— start Listed records —

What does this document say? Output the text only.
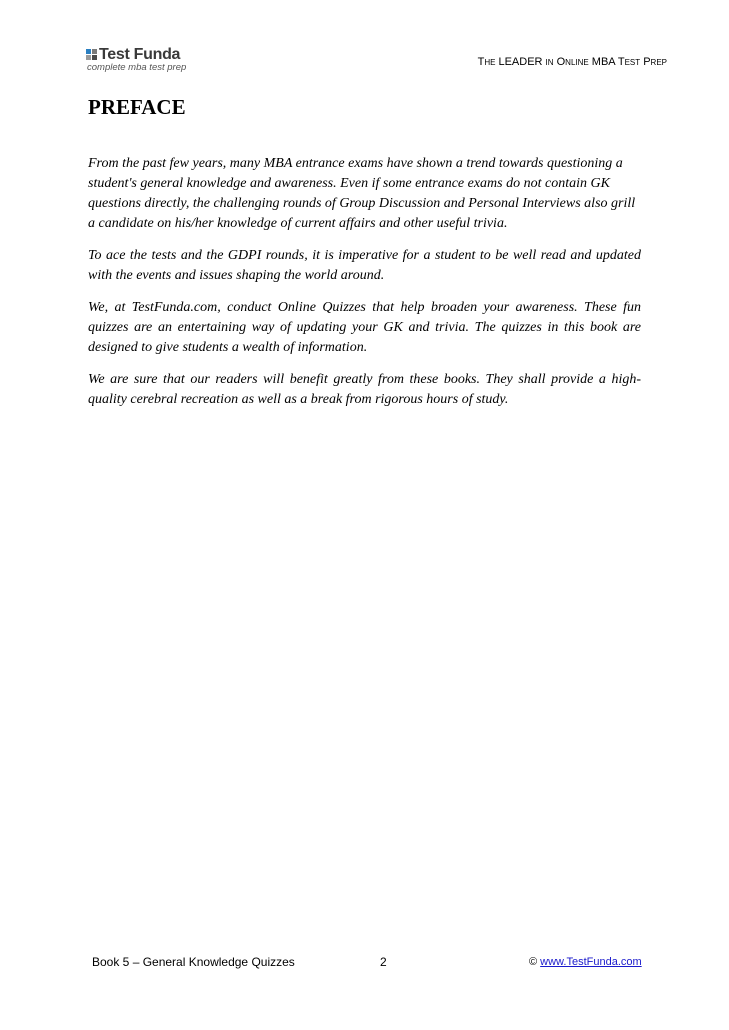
Test Funda
complete mba test prep	The LEADER in Online MBA Test Prep
PREFACE

From the past few years, many MBA entrance exams have shown a trend towards questioning a student's general knowledge and awareness. Even if some entrance exams do not contain GK questions directly, the challenging rounds of Group Discussion and Personal Interviews also grill a candidate on his/her knowledge of current affairs and other useful trivia.

To ace the tests and the GDPI rounds, it is imperative for a student to be well read and updated with the events and issues shaping the world around.

We, at TestFunda.com, conduct Online Quizzes that help broaden your awareness. These fun quizzes are an entertaining way of updating your GK and trivia. The quizzes in this book are designed to give students a wealth of information.

We are sure that our readers will benefit greatly from these books. They shall provide a high-quality cerebral recreation as well as a break from rigorous hours of study.

Book 5 – General Knowledge Quizzes	2	© www.TestFunda.com
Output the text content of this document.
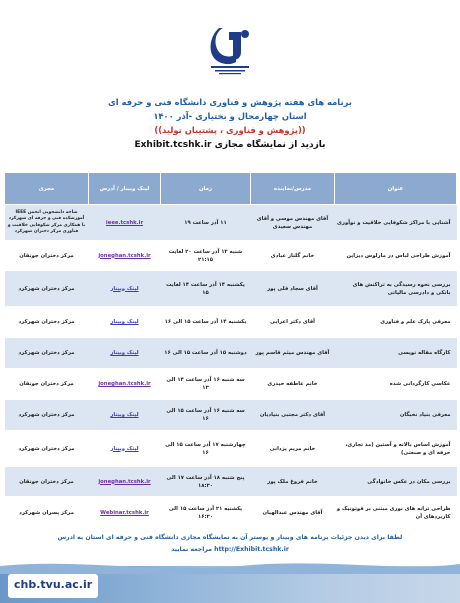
برنامه های هفته پژوهش و فناوری دانشگاه فنی و حرفه ای
استان چهارمحال و بختیاری -آذر ۱۴۰۰
((پژوهش و فناوری ، پشتیبان تولید))
بازدید از نمایشگاه مجازی Exhibit.tcshk.ir
عنوان	مدرس/نماینده	زمان	لینک وبینار / آدرس	مجری
آشنایی با مراکز شکوفایی خلاقیت و نوآوری	آقای مهندس موسی و آقای مهندس سعیدی	۱۱ آذر ساعت ۱۹	ieee.tcshk.ir	شاخه دانشجویی انجمن IEEE آموزشکده فنی و حرفه ای شهرکرد با همکاری مرکز شکوفایی خلاقیت و فناوری مرکز دختران شهرکرد
آموزش طراحی لباس در مارلوس دیزاین	خانم گلناز عبادی	شنبه ۱۳ آذر ساعت ۲۰ لغایت ۲۱:۱۵	joneghan.tcshk.ir	مرکز دختران جونقان
بررسی نحوه رسیدگی به تراکنش های بانکی و دادرسی مالیاتی	آقای سجاد قلی پور	یکشنبه ۱۴ آذر ساعت ۱۴ لغایت ۱۵	لینک وبینار	مرکز دختران شهرکرد
معرفی پارک علم و فناوری	آقای دکتر اعرابی	یکشنبه ۱۴ آذر ساعت ۱۵ الی ۱۶	لینک وبینار	مرکز دختران شهرکرد
کارگاه مقاله نویسی	آقای مهندس میثم قاسم پور	دوشنبه ۱۵ آذر ساعت ۱۵ الی ۱۶	لینک وبینار	مرکز دختران شهرکرد
عکاسی کارگردانی شده	خانم عاطفه حیدری	سه شنبه ۱۶ آذر ساعت ۱۴ الی ۱۳	joneghan.tcshk.ir	مرکز دختران جونقان
معرفی بنیاد نخبگان	آقای دکتر مجتبی بنیادیان	سه شنبه ۱۶ آذر ساعت ۱۵ الی ۱۶	لینک وبینار	مرکز دختران شهرکرد
آموزش اساس بالانه و آستین (مد تجاری، حرفه ای و صنعتی)	خانم مریم یزدانی	چهارشنبه ۱۷ آذر ساعت ۱۵ الی ۱۶	لینک وبینار	مرکز دختران شهرکرد
بررسی مکان در عکس خانوادگی	خانم فروغ ملک پور	پنج شنبه ۱۸ آذر ساعت ۱۷ الی ۱۸:۳۰	joneghan.tcshk.ir	مرکز دختران جونقان
طراحی ترانه های نوری مبتنی بر فوتونیک و کاربردهای آن	آقای مهندس عبدالهیان	یکشنبه ۲۱ آذر ساعت ۱۵ الی ۱۶:۳۰	Webinar.tcshk.ir	مرکز پسران شهرکرد
لطفا برای دیدن جزئیات برنامه های وبینار و پوستر آن به نمایشگاه مجازی دانشگاه فنی و حرفه ای استان به ادرس
http://Exhibit.tcshk.ir مراجعه نمایید
chb.tvu.ac.ir
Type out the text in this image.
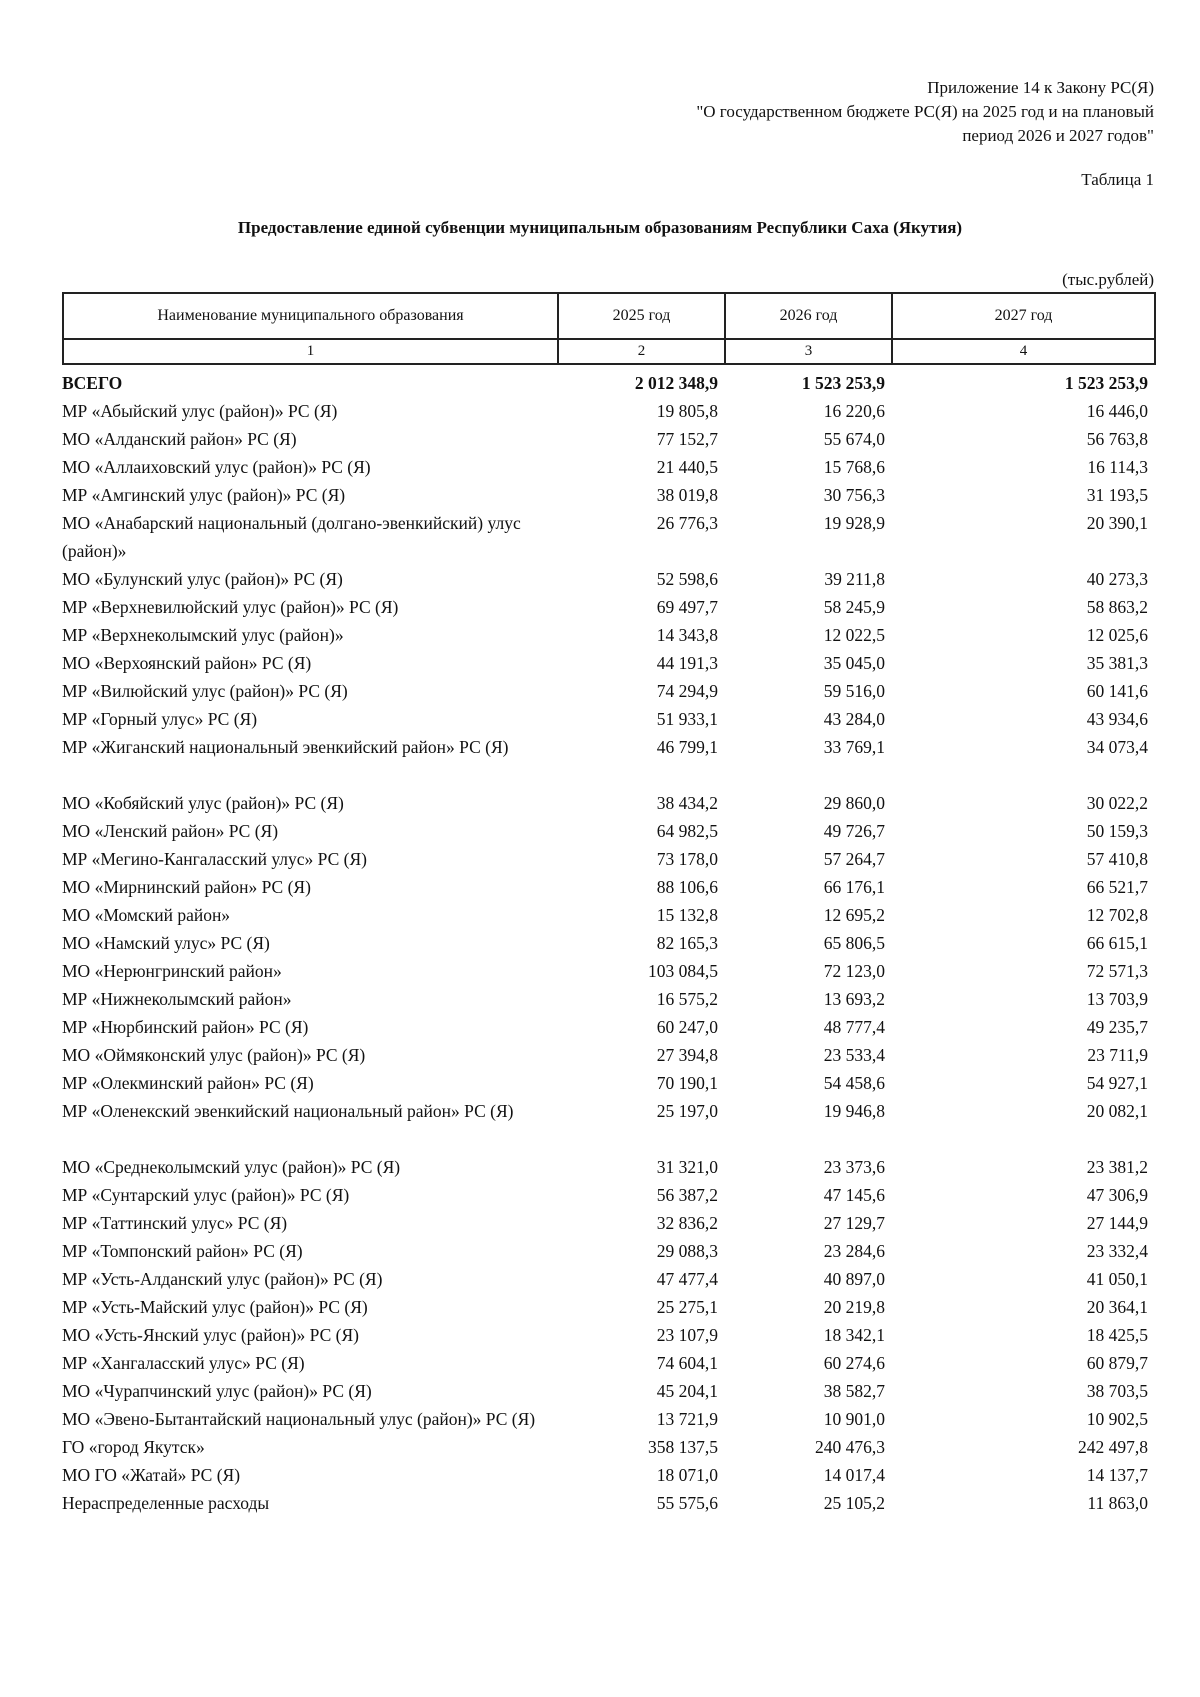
Приложение 14 к Закону РС(Я)
"О государственном бюджете РС(Я) на 2025 год и на плановый
период 2026 и 2027 годов"
Таблица 1
Предоставление единой субвенции муниципальным образованиям Республики Саха (Якутия)
(тыс.рублей)
Наименование муниципального образования	2025 год	2026 год	2027 год
1	2	3	4
ВСЕГО	2 012 348,9	1 523 253,9	1 523 253,9
МР «Абыйский улус (район)» РС (Я)	19 805,8	16 220,6	16 446,0
МО «Алданский район» РС (Я)	77 152,7	55 674,0	56 763,8
МО «Аллаиховский улус (район)» РС (Я)	21 440,5	15 768,6	16 114,3
МР «Амгинский улус (район)» РС (Я)	38 019,8	30 756,3	31 193,5
МО «Анабарский национальный (долгано-эвенкийский) улус (район)»	26 776,3	19 928,9	20 390,1
МО «Булунский улус (район)» РС (Я)	52 598,6	39 211,8	40 273,3
МР «Верхневилюйский улус (район)» РС (Я)	69 497,7	58 245,9	58 863,2
МР «Верхнеколымский улус (район)»	14 343,8	12 022,5	12 025,6
МО «Верхоянский район» РС (Я)	44 191,3	35 045,0	35 381,3
МР «Вилюйский улус (район)» РС (Я)	74 294,9	59 516,0	60 141,6
МР «Горный улус» РС (Я)	51 933,1	43 284,0	43 934,6
МР «Жиганский национальный эвенкийский район» РС (Я)	46 799,1	33 769,1	34 073,4

МО «Кобяйский улус (район)» РС (Я)	38 434,2	29 860,0	30 022,2
МО «Ленский район» РС (Я)	64 982,5	49 726,7	50 159,3
МР «Мегино-Кангаласский улус» РС (Я)	73 178,0	57 264,7	57 410,8
МО «Мирнинский район» РС (Я)	88 106,6	66 176,1	66 521,7
МО «Момский район»	15 132,8	12 695,2	12 702,8
МО «Намский улус» РС (Я)	82 165,3	65 806,5	66 615,1
МО «Нерюнгринский район»	103 084,5	72 123,0	72 571,3
МР «Нижнеколымский район»	16 575,2	13 693,2	13 703,9
МР «Нюрбинский район» РС (Я)	60 247,0	48 777,4	49 235,7
МО «Оймяконский улус (район)» РС (Я)	27 394,8	23 533,4	23 711,9
МР «Олекминский район» РС (Я)	70 190,1	54 458,6	54 927,1
МР «Оленекский эвенкийский национальный район» РС (Я)	25 197,0	19 946,8	20 082,1

МО «Среднеколымский улус (район)» РС (Я)	31 321,0	23 373,6	23 381,2
МР «Сунтарский улус (район)» РС (Я)	56 387,2	47 145,6	47 306,9
МР «Таттинский улус» РС (Я)	32 836,2	27 129,7	27 144,9
МР «Томпонский район» РС (Я)	29 088,3	23 284,6	23 332,4
МР «Усть-Алданский улус (район)» РС (Я)	47 477,4	40 897,0	41 050,1
МР «Усть-Майский улус (район)» РС (Я)	25 275,1	20 219,8	20 364,1
МО «Усть-Янский улус (район)» РС (Я)	23 107,9	18 342,1	18 425,5
МР «Хангаласский улус» РС (Я)	74 604,1	60 274,6	60 879,7
МО «Чурапчинский улус (район)» РС (Я)	45 204,1	38 582,7	38 703,5
МО «Эвено-Бытантайский национальный улус (район)» РС (Я)	13 721,9	10 901,0	10 902,5
ГО «город Якутск»	358 137,5	240 476,3	242 497,8
МО ГО «Жатай» РС (Я)	18 071,0	14 017,4	14 137,7
Нераспределенные расходы	55 575,6	25 105,2	11 863,0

— end Listed records —

-- What is being asked --
Find how many lines include the string "эвенкийский" and report that number alone.

-- Written response --
3